* YOUR INSTRUCTIONS: Restate the records in their entirety, word for word.

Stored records
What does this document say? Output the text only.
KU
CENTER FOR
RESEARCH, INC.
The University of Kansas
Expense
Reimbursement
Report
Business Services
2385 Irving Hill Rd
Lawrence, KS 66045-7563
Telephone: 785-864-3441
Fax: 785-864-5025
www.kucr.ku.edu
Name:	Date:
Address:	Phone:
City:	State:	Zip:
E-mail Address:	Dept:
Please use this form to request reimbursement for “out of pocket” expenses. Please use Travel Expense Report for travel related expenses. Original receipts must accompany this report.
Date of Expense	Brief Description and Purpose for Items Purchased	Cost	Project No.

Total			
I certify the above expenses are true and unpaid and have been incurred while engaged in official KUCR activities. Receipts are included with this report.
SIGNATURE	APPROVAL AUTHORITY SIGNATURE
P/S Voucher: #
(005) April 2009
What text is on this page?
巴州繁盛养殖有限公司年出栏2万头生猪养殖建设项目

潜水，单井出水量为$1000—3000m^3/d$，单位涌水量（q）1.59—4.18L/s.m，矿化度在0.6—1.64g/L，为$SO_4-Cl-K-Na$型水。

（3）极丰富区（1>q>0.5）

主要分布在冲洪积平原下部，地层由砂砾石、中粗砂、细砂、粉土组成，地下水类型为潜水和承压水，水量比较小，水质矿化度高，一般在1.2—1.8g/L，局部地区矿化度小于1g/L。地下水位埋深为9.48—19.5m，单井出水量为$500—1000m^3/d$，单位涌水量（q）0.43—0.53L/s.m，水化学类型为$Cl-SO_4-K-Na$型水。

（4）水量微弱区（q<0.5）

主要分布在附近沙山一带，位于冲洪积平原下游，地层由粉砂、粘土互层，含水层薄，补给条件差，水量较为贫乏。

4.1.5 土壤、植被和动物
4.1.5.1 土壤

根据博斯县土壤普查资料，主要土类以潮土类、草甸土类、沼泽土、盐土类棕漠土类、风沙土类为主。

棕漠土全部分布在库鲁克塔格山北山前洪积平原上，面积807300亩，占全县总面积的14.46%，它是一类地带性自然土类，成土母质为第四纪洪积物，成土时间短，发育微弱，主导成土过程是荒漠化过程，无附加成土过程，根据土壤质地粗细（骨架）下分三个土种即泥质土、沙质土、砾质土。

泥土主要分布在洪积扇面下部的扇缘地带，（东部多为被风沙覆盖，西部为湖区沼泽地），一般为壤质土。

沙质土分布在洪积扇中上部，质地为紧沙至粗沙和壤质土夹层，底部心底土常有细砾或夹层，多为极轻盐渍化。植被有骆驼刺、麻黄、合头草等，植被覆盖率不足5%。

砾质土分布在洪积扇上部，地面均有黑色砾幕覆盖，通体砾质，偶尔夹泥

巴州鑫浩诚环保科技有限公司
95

* FULL OUTPUT:
What does this document say? Output the text only.
KU
CENTER FOR
RESEARCH, INC.
The University of Kansas
Expense
Reimbursement
Report
Business Services
2385 Irving Hill Rd
Lawrence, KS 66045-7563
Telephone: 785-864-3441
Fax: 785-864-5025
www.kucr.ku.edu
Name:	Date:
Address:	Phone:
City:	State:	Zip:
E-mail Address:	Dept:
Please use this form to request reimbursement for “out of pocket” expenses. Please use Travel Expense Report for travel related expenses. Original receipts must accompany this report.
Date of Expense	Brief Description and Purpose for Items Purchased	Cost	Project No.

Total			
I certify the above expenses are true and unpaid and have been incurred while engaged in official KUCR activities. Receipts are included with this report.
SIGNATURE	APPROVAL AUTHORITY SIGNATURE
P/S Voucher: #
(005) April 2009
What text is on this page?
巴州繁盛养殖有限公司年出栏2万头生猪养殖建设项目

潜水，单井出水量为$1000—3000m^3/d$，单位涌水量（q）1.59—4.18L/s.m，矿化度在0.6—1.64g/L，为$SO_4-Cl-K-Na$型水。

（3）极丰富区（1>q>0.5）

主要分布在冲洪积平原下部，地层由砂砾石、中粗砂、细砂、粉土组成，地下水类型为潜水和承压水，水量比较小，水质矿化度高，一般在1.2—1.8g/L，局部地区矿化度小于1g/L。地下水位埋深为9.48—19.5m，单井出水量为$500—1000m^3/d$，单位涌水量（q）0.43—0.53L/s.m，水化学类型为$Cl-SO_4-K-Na$型水。

（4）水量微弱区（q<0.5）

主要分布在附近沙山一带，位于冲洪积平原下游，地层由粉砂、粘土互层，含水层薄，补给条件差，水量较为贫乏。

4.1.5 土壤、植被和动物
4.1.5.1 土壤

根据博斯县土壤普查资料，主要土类以潮土类、草甸土类、沼泽土、盐土类棕漠土类、风沙土类为主。

棕漠土全部分布在库鲁克塔格山北山前洪积平原上，面积807300亩，占全县总面积的14.46%，它是一类地带性自然土类，成土母质为第四纪洪积物，成土时间短，发育微弱，主导成土过程是荒漠化过程，无附加成土过程，根据土壤质地粗细（骨架）下分三个土种即泥质土、沙质土、砾质土。

泥土主要分布在洪积扇面下部的扇缘地带，（东部多为被风沙覆盖，西部为湖区沼泽地），一般为壤质土。

沙质土分布在洪积扇中上部，质地为紧沙至粗沙和壤质土夹层，底部心底土常有细砾或夹层，多为极轻盐渍化。植被有骆驼刺、麻黄、合头草等，植被覆盖率不足5%。

砾质土分布在洪积扇上部，地面均有黑色砾幕覆盖，通体砾质，偶尔夹泥

巴州鑫浩诚环保科技有限公司
95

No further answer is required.